- **SET OF TASKS**:
1: Write out the passage of the post on Susan Stimpson's challenge to Speaker Howell, starting at "There are whispers" and ending at "news Republicans have.".
2: Carry on the post about Susan Stimpson's primary challenge to Speaker Howell from its last sentence.

- **SOURCE**:

As my friends at VV note, Susan Stimpson is challenging Speaker Howell for the Republican nomination for Delegate from District 28.
Here’s why she should win.
There are whispers up in Stafford that former Board Chairman Susan Stimpson is considering a primary challenge against Speaker Bill Howell. At present, that might seem odd, but by Primary Day her victory (if it comes) could very well be the best news Republicans have.
As Board Chairman and Member, Stimpson built a record that earned my endorsement for Lieutenant Governor in 2013 (details here). That race was run in the shadow of Bob McDonnell’s transportation tax hike (or, as I’ve called it, Plan ’13 From Outer Space), and it is that tax hike that has led me to hope Susan runs and wins…but not for the reasons most think.

- **ROWS**:
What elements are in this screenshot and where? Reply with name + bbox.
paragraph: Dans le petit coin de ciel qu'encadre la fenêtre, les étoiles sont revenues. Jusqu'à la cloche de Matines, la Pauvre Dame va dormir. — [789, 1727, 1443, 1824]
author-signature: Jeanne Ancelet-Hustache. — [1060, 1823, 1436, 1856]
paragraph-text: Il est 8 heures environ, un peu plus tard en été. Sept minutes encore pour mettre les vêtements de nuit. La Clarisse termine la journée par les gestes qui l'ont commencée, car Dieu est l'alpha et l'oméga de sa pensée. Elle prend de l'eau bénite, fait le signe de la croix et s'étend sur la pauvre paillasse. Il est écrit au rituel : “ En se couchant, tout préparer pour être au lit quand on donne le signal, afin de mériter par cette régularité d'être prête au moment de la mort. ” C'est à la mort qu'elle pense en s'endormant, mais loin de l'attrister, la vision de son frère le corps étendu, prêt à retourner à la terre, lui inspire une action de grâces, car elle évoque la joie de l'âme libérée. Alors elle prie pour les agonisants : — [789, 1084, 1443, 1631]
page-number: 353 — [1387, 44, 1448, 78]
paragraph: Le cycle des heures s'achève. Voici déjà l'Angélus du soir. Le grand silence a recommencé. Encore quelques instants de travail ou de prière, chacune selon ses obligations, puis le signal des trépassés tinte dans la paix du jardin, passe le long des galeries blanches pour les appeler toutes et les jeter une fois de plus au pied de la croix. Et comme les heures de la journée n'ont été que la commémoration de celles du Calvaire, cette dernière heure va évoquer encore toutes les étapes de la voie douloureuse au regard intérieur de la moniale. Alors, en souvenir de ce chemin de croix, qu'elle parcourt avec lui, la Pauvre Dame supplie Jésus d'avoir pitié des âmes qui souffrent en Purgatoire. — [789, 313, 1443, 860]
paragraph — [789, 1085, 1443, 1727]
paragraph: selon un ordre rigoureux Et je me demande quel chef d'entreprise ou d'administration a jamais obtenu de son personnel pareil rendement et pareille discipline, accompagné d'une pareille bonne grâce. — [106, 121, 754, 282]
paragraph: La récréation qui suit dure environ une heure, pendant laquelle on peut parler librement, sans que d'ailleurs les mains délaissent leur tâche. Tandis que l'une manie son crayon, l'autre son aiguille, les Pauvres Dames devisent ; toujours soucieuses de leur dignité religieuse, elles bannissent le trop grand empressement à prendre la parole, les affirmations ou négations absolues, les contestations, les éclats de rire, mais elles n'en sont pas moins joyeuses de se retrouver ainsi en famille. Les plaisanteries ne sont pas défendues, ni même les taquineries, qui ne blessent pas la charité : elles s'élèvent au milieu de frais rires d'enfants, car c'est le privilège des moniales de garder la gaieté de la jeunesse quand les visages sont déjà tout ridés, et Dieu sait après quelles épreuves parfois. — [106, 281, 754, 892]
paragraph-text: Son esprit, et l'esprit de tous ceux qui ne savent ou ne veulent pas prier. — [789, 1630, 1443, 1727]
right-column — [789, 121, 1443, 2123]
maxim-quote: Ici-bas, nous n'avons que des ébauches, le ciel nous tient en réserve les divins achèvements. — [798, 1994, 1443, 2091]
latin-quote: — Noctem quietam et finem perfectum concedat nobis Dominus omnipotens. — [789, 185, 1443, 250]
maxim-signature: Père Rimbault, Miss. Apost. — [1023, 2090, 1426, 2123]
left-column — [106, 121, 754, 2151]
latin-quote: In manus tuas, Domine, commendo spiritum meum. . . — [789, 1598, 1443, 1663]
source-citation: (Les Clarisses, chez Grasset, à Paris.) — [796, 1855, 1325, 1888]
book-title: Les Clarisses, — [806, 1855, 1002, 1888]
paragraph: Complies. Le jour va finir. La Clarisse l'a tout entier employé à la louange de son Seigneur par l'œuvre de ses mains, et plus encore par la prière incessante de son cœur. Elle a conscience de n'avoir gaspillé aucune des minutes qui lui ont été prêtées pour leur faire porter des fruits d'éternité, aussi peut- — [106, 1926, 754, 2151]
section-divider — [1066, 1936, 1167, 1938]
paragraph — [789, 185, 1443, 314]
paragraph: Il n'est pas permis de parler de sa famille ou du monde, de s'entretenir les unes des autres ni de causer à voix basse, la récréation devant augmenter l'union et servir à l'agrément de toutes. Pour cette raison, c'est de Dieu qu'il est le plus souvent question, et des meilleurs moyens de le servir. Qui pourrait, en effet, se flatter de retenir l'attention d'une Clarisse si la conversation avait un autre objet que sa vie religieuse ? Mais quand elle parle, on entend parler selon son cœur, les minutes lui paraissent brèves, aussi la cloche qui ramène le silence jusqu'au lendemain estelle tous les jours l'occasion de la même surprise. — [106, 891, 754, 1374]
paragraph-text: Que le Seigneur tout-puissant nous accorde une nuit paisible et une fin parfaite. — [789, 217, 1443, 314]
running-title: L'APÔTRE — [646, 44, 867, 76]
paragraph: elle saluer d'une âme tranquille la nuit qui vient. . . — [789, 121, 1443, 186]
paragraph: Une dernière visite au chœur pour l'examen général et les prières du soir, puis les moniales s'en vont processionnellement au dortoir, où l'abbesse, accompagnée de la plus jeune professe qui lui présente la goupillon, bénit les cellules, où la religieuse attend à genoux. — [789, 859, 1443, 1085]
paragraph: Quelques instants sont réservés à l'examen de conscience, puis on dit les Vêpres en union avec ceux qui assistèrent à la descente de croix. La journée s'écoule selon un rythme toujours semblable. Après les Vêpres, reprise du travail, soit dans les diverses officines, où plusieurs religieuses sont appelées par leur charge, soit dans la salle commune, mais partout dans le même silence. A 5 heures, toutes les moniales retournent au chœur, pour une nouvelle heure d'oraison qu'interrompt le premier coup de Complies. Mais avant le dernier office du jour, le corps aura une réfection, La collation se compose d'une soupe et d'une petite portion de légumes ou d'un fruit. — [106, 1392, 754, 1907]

- **ANSWERS PER TASK**:
1:
There are whispers up in Stafford that former Board Chairman Susan Stimpson is considering a primary challenge against Speaker Bill Howell. At present, that might seem odd, but by Primary Day her victory (if it comes) could very well be the best news Republicans have.

2:
Contrary to what many believe, the argument over that tax hike isn’t quite over, in part because the tax hike itself hasn’t been fully implemented. Given the latest from Mr. Leahy, we can be pretty certain that the wholesale tax on gasoline will increase this January. Given the near complete lack of price elasticity for gasoline below $4/gallon (above that price and it’s a very different story), that means gas prices will jump in January as Republicans argue amongst themselves about whom to blame for it (the leadership of the General Assembly or the leadership in the House of Representatives).
In other words, 2015 will dawn to see Republicans arguing amongst themselves and trying to deflect blame for yet another tax increase…and voters in “off-off-year” elections have been very cruel to tax-hiking Republicans. In 2007, voters reacted to the Republican-drafted HB3202 by handing the State Senate to the Democrats and cutting the GOP’s House majority in half. Four years later, most of Virginia simply went status quo – except for Spotsylvania County, which turfed three incumbent Supervisors in the midst of a local tax revolt, padded up a huge margin for Bryce Reeves in the process, and thus flipped the State Senate practically by itself.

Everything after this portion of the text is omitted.